START

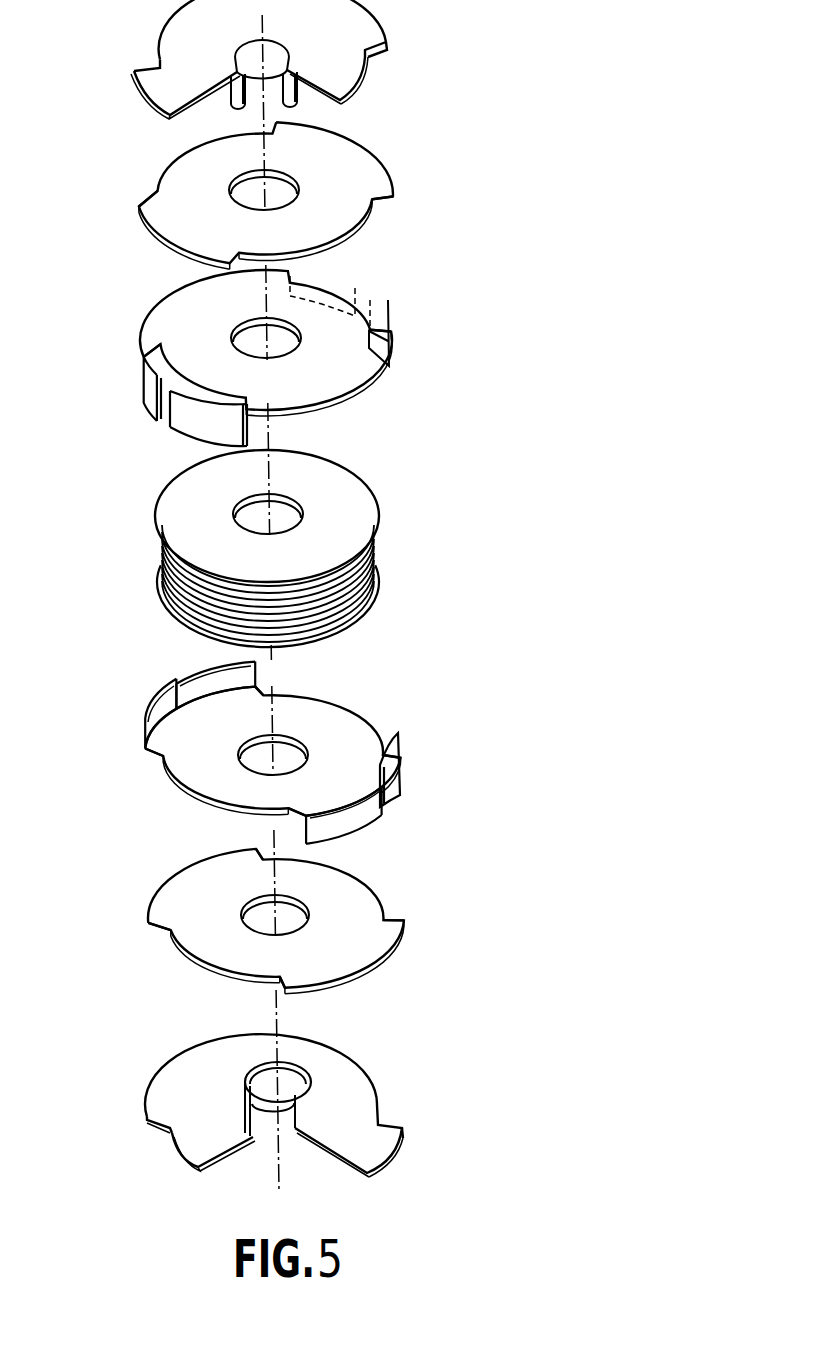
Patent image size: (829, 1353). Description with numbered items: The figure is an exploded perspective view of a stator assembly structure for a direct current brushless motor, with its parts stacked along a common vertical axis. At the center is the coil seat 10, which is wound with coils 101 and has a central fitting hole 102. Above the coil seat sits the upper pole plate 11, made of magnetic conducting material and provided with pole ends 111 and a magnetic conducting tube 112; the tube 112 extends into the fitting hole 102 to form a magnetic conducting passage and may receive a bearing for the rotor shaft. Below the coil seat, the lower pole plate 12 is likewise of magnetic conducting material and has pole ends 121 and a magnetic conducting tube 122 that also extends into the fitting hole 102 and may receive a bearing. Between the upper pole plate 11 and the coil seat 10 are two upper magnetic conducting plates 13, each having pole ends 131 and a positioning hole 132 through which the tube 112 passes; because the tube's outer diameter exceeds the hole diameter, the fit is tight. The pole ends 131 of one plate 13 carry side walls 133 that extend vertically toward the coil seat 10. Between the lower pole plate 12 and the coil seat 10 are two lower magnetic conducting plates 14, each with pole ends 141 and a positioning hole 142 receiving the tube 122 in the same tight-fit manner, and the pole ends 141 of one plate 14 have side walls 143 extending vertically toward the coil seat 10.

The coil seat 10 is at (279, 548).
The coils 101 is at (353, 583).
The fitting hole 102 is at (247, 512).
The upper pole plate 11 is at (273, 76).
The pole ends 111 is at (138, 88).
The magnetic conducting tube 112 is at (293, 104).
The lower pole plate 12 is at (287, 1099).
The pole ends 121 is at (157, 1093).
The magnetic conducting tube 122 is at (307, 1072).
The upper magnetic conducting plate 13 is at (265, 284).
The pole ends 131 is at (137, 227).
The positioning hole 132 is at (252, 194).
The side walls 133 is at (148, 398).
The lower magnetic conducting plate 14 is at (279, 832).
The pole ends 141 is at (158, 752).
The positioning hole 142 is at (285, 750).
The side walls 143 is at (141, 713).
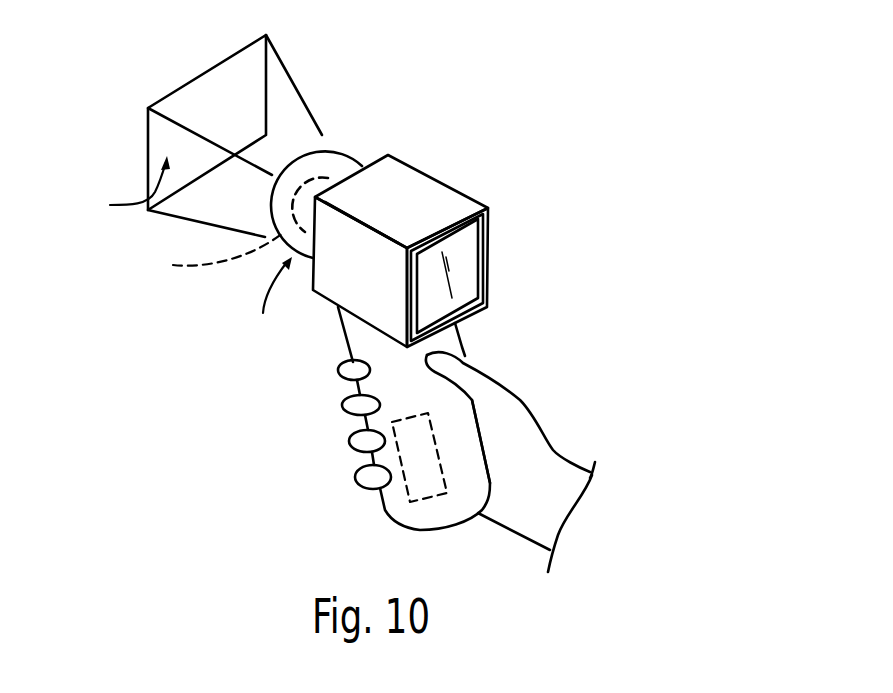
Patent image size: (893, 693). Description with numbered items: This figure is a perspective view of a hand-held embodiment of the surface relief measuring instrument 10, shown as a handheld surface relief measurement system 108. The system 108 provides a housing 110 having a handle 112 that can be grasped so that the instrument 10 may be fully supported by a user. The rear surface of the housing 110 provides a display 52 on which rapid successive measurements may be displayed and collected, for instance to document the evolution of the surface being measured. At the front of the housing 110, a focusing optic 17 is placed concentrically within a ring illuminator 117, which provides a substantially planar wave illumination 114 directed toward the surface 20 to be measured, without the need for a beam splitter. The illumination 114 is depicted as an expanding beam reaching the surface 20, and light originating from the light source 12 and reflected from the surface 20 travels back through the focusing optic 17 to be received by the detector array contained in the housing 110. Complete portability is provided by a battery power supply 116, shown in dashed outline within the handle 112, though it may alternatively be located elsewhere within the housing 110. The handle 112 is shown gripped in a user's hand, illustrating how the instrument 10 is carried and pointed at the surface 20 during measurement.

END

* DESCRIPTION OF THE TASK
Rewrite the records from their beginning through the line with "The fitting hole 102 is at (247, 512).", swapping "exploded perspective view" for "exploded isometric view" and keeping everything else the same. Omit the pictures.

* EXERCISE OUTPUT
Patent image size: (829, 1353). Description with numbered items: The figure is an exploded isometric view of a stator assembly structure for a direct current brushless motor, with its parts stacked along a common vertical axis. At the center is the coil seat 10, which is wound with coils 101 and has a central fitting hole 102. Above the coil seat sits the upper pole plate 11, made of magnetic conducting material and provided with pole ends 111 and a magnetic conducting tube 112; the tube 112 extends into the fitting hole 102 to form a magnetic conducting passage and may receive a bearing for the rotor shaft. Below the coil seat, the lower pole plate 12 is likewise of magnetic conducting material and has pole ends 121 and a magnetic conducting tube 122 that also extends into the fitting hole 102 and may receive a bearing. Between the upper pole plate 11 and the coil seat 10 are two upper magnetic conducting plates 13, each having pole ends 131 and a positioning hole 132 through which the tube 112 passes; because the tube's outer diameter exceeds the hole diameter, the fit is tight. The pole ends 131 of one plate 13 carry side walls 133 that extend vertically toward the coil seat 10. Between the lower pole plate 12 and the coil seat 10 are two lower magnetic conducting plates 14, each with pole ends 141 and a positioning hole 142 receiving the tube 122 in the same tight-fit manner, and the pole ends 141 of one plate 14 have side walls 143 extending vertically toward the coil seat 10.

The coil seat 10 is at (279, 548).
The coils 101 is at (353, 583).
The fitting hole 102 is at (247, 512).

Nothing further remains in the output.